■ INPUT DATA ■
- - - - -

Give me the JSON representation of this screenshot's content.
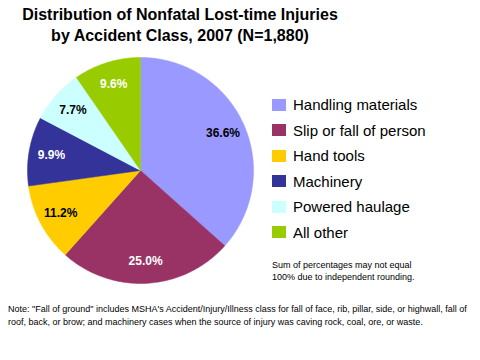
{
  "chart_data": {
    "type": "pie",
    "title": "Distribution of Nonfatal Lost-time Injuries\nby Accident Class, 2007 (N=1,880)",
    "categories": [
      "Handling materials",
      "Slip or fall of person",
      "Hand tools",
      "Machinery",
      "Powered haulage",
      "All other"
    ],
    "values": [
      36.6,
      25.0,
      11.2,
      9.9,
      7.7,
      9.6
    ],
    "value_labels": [
      "36.6%",
      "25.0%",
      "11.2%",
      "9.9%",
      "7.7%",
      "9.6%"
    ],
    "colors": [
      "#9999ff",
      "#993366",
      "#ffcc00",
      "#333399",
      "#ccffff",
      "#99cc00"
    ],
    "data_labels": true,
    "legend": "right",
    "annotations": [
      "Sum of percentages may not equal\n100% due to independent rounding.",
      "Note: \"Fall of ground\" includes MSHA's Accident/Injury/Illness class for fall of face, rib, pillar, side, or highwall, fall of roof, back, or brow; and machinery cases when the source of injury was caving rock, coal, ore, or waste."
    ]
  }
}
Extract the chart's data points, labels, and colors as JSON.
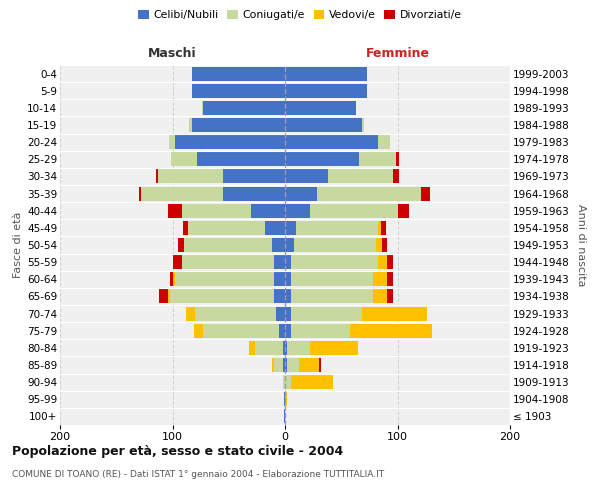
{
  "age_groups": [
    "100+",
    "95-99",
    "90-94",
    "85-89",
    "80-84",
    "75-79",
    "70-74",
    "65-69",
    "60-64",
    "55-59",
    "50-54",
    "45-49",
    "40-44",
    "35-39",
    "30-34",
    "25-29",
    "20-24",
    "15-19",
    "10-14",
    "5-9",
    "0-4"
  ],
  "birth_years": [
    "≤ 1903",
    "1904-1908",
    "1909-1913",
    "1914-1918",
    "1919-1923",
    "1924-1928",
    "1929-1933",
    "1934-1938",
    "1939-1943",
    "1944-1948",
    "1949-1953",
    "1954-1958",
    "1959-1963",
    "1964-1968",
    "1969-1973",
    "1974-1978",
    "1979-1983",
    "1984-1988",
    "1989-1993",
    "1994-1998",
    "1999-2003"
  ],
  "maschi_celibi": [
    1,
    1,
    0,
    2,
    2,
    5,
    8,
    10,
    10,
    10,
    12,
    18,
    30,
    55,
    55,
    78,
    98,
    83,
    73,
    83,
    83
  ],
  "maschi_coniugati": [
    0,
    0,
    2,
    8,
    25,
    68,
    72,
    92,
    88,
    82,
    78,
    68,
    62,
    73,
    58,
    23,
    5,
    2,
    1,
    0,
    0
  ],
  "maschi_vedovi": [
    0,
    0,
    0,
    2,
    5,
    8,
    8,
    2,
    2,
    0,
    0,
    0,
    0,
    0,
    0,
    0,
    0,
    0,
    0,
    0,
    0
  ],
  "maschi_divorziati": [
    0,
    0,
    0,
    0,
    0,
    0,
    0,
    8,
    2,
    8,
    5,
    5,
    12,
    2,
    2,
    0,
    0,
    0,
    0,
    0,
    0
  ],
  "femmine_nubili": [
    0,
    0,
    0,
    2,
    2,
    5,
    5,
    5,
    5,
    5,
    8,
    10,
    22,
    28,
    38,
    66,
    83,
    68,
    63,
    73,
    73
  ],
  "femmine_coniugate": [
    0,
    0,
    5,
    10,
    20,
    53,
    63,
    73,
    73,
    78,
    73,
    73,
    78,
    93,
    58,
    33,
    10,
    2,
    0,
    0,
    0
  ],
  "femmine_vedove": [
    0,
    2,
    38,
    18,
    43,
    73,
    58,
    13,
    13,
    8,
    5,
    2,
    0,
    0,
    0,
    0,
    0,
    0,
    0,
    0,
    0
  ],
  "femmine_divorziate": [
    0,
    0,
    0,
    2,
    0,
    0,
    0,
    5,
    5,
    5,
    5,
    5,
    10,
    8,
    5,
    2,
    0,
    0,
    0,
    0,
    0
  ],
  "color_celibi": "#4472c4",
  "color_coniugati": "#c8d9a0",
  "color_vedovi": "#ffc000",
  "color_divorziati": "#cc0000",
  "title": "Popolazione per età, sesso e stato civile - 2004",
  "subtitle": "COMUNE DI TOANO (RE) - Dati ISTAT 1° gennaio 2004 - Elaborazione TUTTITALIA.IT",
  "legend_labels": [
    "Celibi/Nubili",
    "Coniugati/e",
    "Vedovi/e",
    "Divorziati/e"
  ],
  "maschi_label": "Maschi",
  "femmine_label": "Femmine",
  "ylabel_left": "Fasce di età",
  "ylabel_right": "Anni di nascita",
  "xlim": 200,
  "bg_color": "#ffffff",
  "plot_bg": "#f0f0f0",
  "grid_color": "#cccccc"
}
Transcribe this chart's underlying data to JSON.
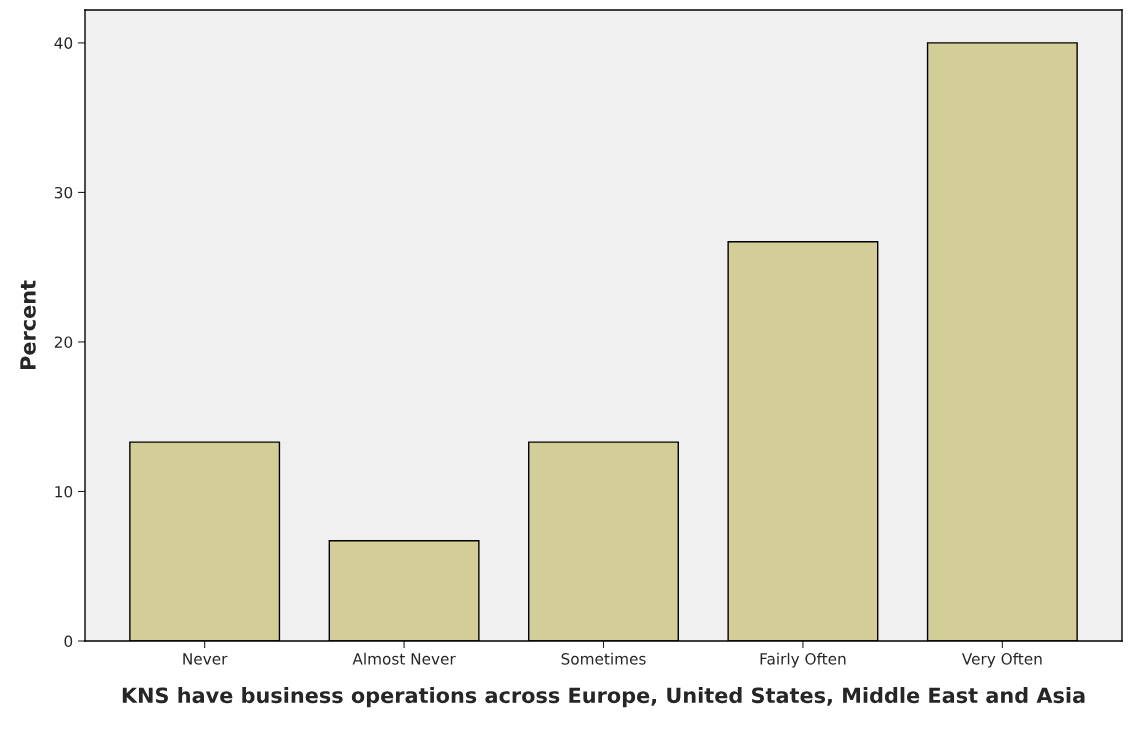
{
  "chart_data": {
    "type": "bar",
    "xlabel": "KNS have business operations across Europe, United States, Middle East and Asia",
    "ylabel": "Percent",
    "categories": [
      "Never",
      "Almost Never",
      "Sometimes",
      "Fairly Often",
      "Very Often"
    ],
    "values": [
      13.3,
      6.7,
      13.3,
      26.7,
      40.0
    ],
    "color": "#d3ce97",
    "ylim": [
      0,
      42.2
    ],
    "yticks": [
      0,
      10,
      20,
      30,
      40
    ],
    "grid": false
  }
}
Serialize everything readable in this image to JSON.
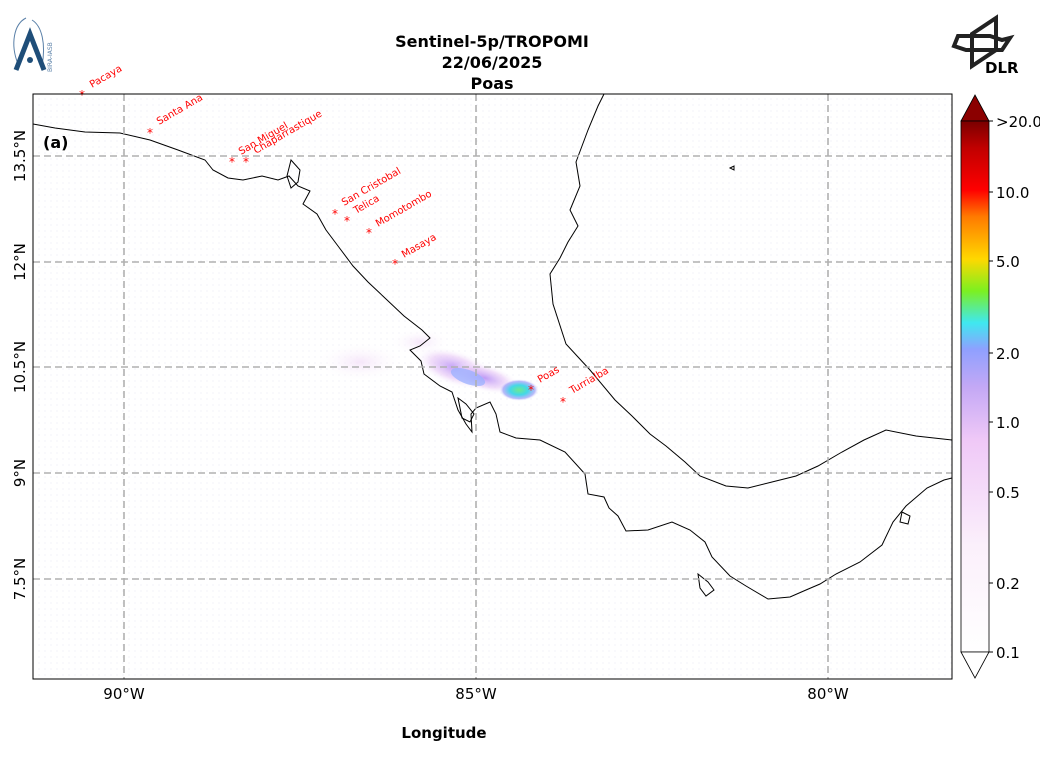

- - - - -

Leaving out the pictures, repeat the data above exactly.

■ SOLUTION ■
Give me the JSON representation of this screenshot's content.
{
  "chart_data": {
    "type": "pie",
    "title": "Distribution of Nonfatal Lost-time Injuries\nby Accident Class, 2007 (N=1,880)",
    "categories": [
      "Handling materials",
      "Slip or fall of person",
      "Hand tools",
      "Machinery",
      "Powered haulage",
      "All other"
    ],
    "values": [
      36.6,
      25.0,
      11.2,
      9.9,
      7.7,
      9.6
    ],
    "value_labels": [
      "36.6%",
      "25.0%",
      "11.2%",
      "9.9%",
      "7.7%",
      "9.6%"
    ],
    "colors": [
      "#9999ff",
      "#993366",
      "#ffcc00",
      "#333399",
      "#ccffff",
      "#99cc00"
    ],
    "data_labels": true,
    "legend": "right",
    "annotations": [
      "Sum of percentages may not equal\n100% due to independent rounding.",
      "Note: \"Fall of ground\" includes MSHA's Accident/Injury/Illness class for fall of face, rib, pillar, side, or highwall, fall of roof, back, or brow; and machinery cases when the source of injury was caving rock, coal, ore, or waste."
    ]
  }
}
Extract the chart's data points, labels, and colors as JSON.
{
  "age_groups": [
    "100+",
    "95-99",
    "90-94",
    "85-89",
    "80-84",
    "75-79",
    "70-74",
    "65-69",
    "60-64",
    "55-59",
    "50-54",
    "45-49",
    "40-44",
    "35-39",
    "30-34",
    "25-29",
    "20-24",
    "15-19",
    "10-14",
    "5-9",
    "0-4"
  ],
  "birth_years": [
    "≤ 1903",
    "1904-1908",
    "1909-1913",
    "1914-1918",
    "1919-1923",
    "1924-1928",
    "1929-1933",
    "1934-1938",
    "1939-1943",
    "1944-1948",
    "1949-1953",
    "1954-1958",
    "1959-1963",
    "1964-1968",
    "1969-1973",
    "1974-1978",
    "1979-1983",
    "1984-1988",
    "1989-1993",
    "1994-1998",
    "1999-2003"
  ],
  "maschi_celibi": [
    1,
    1,
    0,
    2,
    2,
    5,
    8,
    10,
    10,
    10,
    12,
    18,
    30,
    55,
    55,
    78,
    98,
    83,
    73,
    83,
    83
  ],
  "maschi_coniugati": [
    0,
    0,
    2,
    8,
    25,
    68,
    72,
    92,
    88,
    82,
    78,
    68,
    62,
    73,
    58,
    23,
    5,
    2,
    1,
    0,
    0
  ],
  "maschi_vedovi": [
    0,
    0,
    0,
    2,
    5,
    8,
    8,
    2,
    2,
    0,
    0,
    0,
    0,
    0,
    0,
    0,
    0,
    0,
    0,
    0,
    0
  ],
  "maschi_divorziati": [
    0,
    0,
    0,
    0,
    0,
    0,
    0,
    8,
    2,
    8,
    5,
    5,
    12,
    2,
    2,
    0,
    0,
    0,
    0,
    0,
    0
  ],
  "femmine_nubili": [
    0,
    0,
    0,
    2,
    2,
    5,
    5,
    5,
    5,
    5,
    8,
    10,
    22,
    28,
    38,
    66,
    83,
    68,
    63,
    73,
    73
  ],
  "femmine_coniugate": [
    0,
    0,
    5,
    10,
    20,
    53,
    63,
    73,
    73,
    78,
    73,
    73,
    78,
    93,
    58,
    33,
    10,
    2,
    0,
    0,
    0
  ],
  "femmine_vedove": [
    0,
    2,
    38,
    18,
    43,
    73,
    58,
    13,
    13,
    8,
    5,
    2,
    0,
    0,
    0,
    0,
    0,
    0,
    0,
    0,
    0
  ],
  "femmine_divorziate": [
    0,
    0,
    0,
    2,
    0,
    0,
    0,
    5,
    5,
    5,
    5,
    5,
    10,
    8,
    5,
    2,
    0,
    0,
    0,
    0,
    0
  ],
  "color_celibi": "#4472c4",
  "color_coniugati": "#c8d9a0",
  "color_vedovi": "#ffc000",
  "color_divorziati": "#cc0000",
  "title": "Popolazione per età, sesso e stato civile - 2004",
  "subtitle": "COMUNE DI TOANO (RE) - Dati ISTAT 1° gennaio 2004 - Elaborazione TUTTITALIA.IT",
  "legend_labels": [
    "Celibi/Nubili",
    "Coniugati/e",
    "Vedovi/e",
    "Divorziati/e"
  ],
  "maschi_label": "Maschi",
  "femmine_label": "Femmine",
  "ylabel_left": "Fasce di età",
  "ylabel_right": "Anni di nascita",
  "xlim": 200,
  "bg_color": "#ffffff",
  "plot_bg": "#f0f0f0",
  "grid_color": "#cccccc"
}
Transcribe this chart's underlying data to JSON.
{
  "chart_data": {
    "type": "bar",
    "xlabel": "KNS have business operations across Europe, United States, Middle East and Asia",
    "ylabel": "Percent",
    "categories": [
      "Never",
      "Almost Never",
      "Sometimes",
      "Fairly Often",
      "Very Often"
    ],
    "values": [
      13.3,
      6.7,
      13.3,
      26.7,
      40.0
    ],
    "color": "#d3ce97",
    "ylim": [
      0,
      42.2
    ],
    "yticks": [
      0,
      10,
      20,
      30,
      40
    ],
    "grid": false
  }
}
Serialize everything readable in this image to JSON.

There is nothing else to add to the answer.